• [DO THIS]: In the material below, find every line with "lượng" and pull it out.

━━━━━ RECORDS FOR THIS TASK ━━━━━

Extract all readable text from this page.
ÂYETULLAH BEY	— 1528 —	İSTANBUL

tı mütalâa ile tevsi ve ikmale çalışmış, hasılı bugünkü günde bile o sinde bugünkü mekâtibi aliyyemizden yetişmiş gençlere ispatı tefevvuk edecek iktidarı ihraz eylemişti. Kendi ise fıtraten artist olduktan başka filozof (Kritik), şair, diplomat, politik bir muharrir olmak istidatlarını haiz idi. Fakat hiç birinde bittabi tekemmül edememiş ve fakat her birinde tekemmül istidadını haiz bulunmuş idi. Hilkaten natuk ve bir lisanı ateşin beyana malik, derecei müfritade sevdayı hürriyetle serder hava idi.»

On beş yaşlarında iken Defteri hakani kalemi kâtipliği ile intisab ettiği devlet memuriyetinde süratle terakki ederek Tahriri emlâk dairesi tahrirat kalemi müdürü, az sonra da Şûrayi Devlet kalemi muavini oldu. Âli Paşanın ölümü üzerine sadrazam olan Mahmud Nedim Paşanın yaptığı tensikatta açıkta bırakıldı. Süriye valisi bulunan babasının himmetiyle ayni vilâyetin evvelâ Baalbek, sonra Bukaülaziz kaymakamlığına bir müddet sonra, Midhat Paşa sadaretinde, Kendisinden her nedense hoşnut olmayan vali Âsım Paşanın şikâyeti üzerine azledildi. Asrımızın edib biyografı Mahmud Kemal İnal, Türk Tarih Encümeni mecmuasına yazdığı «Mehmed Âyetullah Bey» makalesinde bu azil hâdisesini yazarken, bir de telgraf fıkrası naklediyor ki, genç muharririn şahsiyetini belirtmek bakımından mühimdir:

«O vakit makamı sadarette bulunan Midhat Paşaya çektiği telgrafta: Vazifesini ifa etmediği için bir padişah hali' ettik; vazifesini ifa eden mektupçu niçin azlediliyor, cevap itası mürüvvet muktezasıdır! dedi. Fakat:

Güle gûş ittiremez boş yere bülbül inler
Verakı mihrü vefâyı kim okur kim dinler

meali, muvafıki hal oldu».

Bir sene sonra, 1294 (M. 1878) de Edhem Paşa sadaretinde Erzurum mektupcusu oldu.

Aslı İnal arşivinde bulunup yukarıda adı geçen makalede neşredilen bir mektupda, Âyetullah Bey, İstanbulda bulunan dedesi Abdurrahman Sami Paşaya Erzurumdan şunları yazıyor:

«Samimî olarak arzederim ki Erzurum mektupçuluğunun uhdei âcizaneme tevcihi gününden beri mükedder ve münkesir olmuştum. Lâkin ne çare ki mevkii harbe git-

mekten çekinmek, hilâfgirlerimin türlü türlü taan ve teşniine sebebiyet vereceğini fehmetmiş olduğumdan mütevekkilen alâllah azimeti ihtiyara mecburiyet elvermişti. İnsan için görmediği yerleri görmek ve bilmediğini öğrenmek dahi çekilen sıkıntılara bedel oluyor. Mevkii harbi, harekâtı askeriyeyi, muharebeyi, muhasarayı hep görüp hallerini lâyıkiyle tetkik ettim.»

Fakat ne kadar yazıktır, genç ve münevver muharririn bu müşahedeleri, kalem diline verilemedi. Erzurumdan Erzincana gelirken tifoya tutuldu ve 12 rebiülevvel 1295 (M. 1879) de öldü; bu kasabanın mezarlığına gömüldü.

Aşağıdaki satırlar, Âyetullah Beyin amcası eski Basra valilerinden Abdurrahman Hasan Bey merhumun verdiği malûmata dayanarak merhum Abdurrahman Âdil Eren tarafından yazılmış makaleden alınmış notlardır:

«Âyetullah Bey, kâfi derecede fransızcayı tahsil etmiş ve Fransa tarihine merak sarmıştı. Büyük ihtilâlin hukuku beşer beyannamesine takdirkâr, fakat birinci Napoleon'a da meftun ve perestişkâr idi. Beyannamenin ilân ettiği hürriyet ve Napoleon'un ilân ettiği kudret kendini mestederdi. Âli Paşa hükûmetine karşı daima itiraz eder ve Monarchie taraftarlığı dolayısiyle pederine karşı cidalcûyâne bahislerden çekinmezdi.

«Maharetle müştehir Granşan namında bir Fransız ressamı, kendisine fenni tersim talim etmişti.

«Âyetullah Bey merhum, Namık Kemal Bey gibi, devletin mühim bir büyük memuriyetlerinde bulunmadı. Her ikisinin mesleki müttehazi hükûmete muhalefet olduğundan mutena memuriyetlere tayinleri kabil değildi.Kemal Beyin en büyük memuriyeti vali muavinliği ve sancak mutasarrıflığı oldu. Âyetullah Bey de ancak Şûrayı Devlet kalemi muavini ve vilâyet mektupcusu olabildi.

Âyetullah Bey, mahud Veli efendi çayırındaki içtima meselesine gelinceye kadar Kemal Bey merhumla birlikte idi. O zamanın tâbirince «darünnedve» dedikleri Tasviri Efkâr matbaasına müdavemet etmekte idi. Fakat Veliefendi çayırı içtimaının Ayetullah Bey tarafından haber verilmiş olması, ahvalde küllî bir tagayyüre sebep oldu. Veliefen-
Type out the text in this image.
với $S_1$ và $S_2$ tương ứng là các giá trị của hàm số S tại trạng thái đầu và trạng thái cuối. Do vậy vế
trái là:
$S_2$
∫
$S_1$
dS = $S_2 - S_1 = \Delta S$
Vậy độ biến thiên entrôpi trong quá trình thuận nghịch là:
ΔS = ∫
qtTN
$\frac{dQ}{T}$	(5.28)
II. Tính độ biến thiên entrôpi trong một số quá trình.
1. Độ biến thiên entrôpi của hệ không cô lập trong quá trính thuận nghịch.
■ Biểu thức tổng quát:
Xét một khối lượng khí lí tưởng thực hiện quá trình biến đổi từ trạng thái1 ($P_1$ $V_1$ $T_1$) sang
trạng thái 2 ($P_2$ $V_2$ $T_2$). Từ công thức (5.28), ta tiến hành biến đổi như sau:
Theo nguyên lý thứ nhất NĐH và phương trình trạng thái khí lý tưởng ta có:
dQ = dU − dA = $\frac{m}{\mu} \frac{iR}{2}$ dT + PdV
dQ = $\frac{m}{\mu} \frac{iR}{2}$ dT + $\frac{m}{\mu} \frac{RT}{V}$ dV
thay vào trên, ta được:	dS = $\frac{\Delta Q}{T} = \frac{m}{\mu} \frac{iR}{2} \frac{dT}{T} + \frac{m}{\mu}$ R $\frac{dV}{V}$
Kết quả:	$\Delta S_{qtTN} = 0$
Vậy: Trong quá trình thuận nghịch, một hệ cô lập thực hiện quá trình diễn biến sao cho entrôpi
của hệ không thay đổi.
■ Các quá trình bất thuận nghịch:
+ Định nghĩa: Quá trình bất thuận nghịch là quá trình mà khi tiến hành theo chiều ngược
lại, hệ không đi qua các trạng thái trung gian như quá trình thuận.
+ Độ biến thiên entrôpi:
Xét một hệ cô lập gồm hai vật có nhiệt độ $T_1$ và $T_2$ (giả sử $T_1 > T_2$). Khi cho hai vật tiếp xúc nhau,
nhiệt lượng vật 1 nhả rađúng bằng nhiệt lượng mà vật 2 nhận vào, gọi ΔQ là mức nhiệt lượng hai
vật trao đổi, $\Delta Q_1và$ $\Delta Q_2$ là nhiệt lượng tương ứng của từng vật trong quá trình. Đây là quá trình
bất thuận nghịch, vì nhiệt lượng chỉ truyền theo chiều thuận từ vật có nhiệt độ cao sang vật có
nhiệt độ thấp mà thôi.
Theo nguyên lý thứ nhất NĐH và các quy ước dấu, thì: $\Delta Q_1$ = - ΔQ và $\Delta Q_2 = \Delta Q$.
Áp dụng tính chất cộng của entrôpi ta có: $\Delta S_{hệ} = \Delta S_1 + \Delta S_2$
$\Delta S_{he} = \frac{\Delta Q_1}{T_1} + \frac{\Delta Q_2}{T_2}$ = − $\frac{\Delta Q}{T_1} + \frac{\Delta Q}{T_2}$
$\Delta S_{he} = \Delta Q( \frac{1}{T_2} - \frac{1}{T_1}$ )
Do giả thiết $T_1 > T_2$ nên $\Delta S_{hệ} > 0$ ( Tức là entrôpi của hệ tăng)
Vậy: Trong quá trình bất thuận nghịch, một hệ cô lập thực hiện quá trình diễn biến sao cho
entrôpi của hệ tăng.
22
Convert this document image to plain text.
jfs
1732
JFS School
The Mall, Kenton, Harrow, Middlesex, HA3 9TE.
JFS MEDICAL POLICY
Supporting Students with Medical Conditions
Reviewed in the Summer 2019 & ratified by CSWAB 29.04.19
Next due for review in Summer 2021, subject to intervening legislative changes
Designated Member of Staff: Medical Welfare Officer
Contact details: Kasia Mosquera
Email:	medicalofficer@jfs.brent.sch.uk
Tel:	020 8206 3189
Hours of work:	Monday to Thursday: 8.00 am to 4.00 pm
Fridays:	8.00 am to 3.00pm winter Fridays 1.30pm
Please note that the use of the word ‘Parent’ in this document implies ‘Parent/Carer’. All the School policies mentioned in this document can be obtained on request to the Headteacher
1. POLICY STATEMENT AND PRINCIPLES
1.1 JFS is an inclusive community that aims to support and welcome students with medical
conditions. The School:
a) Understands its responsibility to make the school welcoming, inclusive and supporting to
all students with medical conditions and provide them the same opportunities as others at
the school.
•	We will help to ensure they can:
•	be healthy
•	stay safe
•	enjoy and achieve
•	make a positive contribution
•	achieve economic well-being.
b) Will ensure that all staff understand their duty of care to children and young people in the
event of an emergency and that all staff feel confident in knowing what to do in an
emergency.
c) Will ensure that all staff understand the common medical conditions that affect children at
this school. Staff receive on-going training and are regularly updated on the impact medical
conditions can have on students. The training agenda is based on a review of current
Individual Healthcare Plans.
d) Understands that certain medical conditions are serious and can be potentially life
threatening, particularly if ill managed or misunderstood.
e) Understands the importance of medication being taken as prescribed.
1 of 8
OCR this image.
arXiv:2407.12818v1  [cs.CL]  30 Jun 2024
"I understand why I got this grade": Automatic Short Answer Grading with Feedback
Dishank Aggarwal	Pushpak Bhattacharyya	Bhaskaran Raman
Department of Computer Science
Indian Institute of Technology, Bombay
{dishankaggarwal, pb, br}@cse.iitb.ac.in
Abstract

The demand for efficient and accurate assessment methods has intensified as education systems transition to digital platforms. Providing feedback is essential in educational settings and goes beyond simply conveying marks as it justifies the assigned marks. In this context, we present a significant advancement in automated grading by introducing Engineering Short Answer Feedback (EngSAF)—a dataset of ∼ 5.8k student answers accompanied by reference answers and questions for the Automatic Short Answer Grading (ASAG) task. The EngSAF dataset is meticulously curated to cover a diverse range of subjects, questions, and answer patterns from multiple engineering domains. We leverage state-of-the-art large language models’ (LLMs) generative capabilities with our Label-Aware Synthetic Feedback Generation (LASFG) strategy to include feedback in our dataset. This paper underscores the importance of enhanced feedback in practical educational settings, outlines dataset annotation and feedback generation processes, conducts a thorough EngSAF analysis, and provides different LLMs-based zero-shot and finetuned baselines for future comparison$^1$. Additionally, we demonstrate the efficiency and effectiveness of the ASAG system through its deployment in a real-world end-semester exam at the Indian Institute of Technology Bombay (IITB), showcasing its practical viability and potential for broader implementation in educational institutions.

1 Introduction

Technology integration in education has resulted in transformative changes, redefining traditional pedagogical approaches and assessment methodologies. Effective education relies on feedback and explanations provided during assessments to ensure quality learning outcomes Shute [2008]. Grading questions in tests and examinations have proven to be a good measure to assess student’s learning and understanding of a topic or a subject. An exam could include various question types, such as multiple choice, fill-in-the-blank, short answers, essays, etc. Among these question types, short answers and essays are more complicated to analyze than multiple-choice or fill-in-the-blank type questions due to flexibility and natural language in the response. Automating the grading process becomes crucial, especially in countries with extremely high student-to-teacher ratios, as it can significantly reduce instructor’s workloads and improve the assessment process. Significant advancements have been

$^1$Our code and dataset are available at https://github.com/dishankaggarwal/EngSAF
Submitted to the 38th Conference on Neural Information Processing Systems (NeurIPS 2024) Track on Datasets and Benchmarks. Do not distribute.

━━━━━

• [THE OUTPUT]:
Xét một khối lượng khí lí tưởng thực hiện quá trình biến đổi từ trạng thái1 ($P_1$ $V_1$ $T_1$) sang
nhiệt lượng vật 1 nhả rađúng bằng nhiệt lượng mà vật 2 nhận vào, gọi ΔQ là mức nhiệt lượng hai
vật trao đổi, $\Delta Q_1và$ $\Delta Q_2$ là nhiệt lượng tương ứng của từng vật trong quá trình. Đây là quá trình
bất thuận nghịch, vì nhiệt lượng chỉ truyền theo chiều thuận từ vật có nhiệt độ cao sang vật có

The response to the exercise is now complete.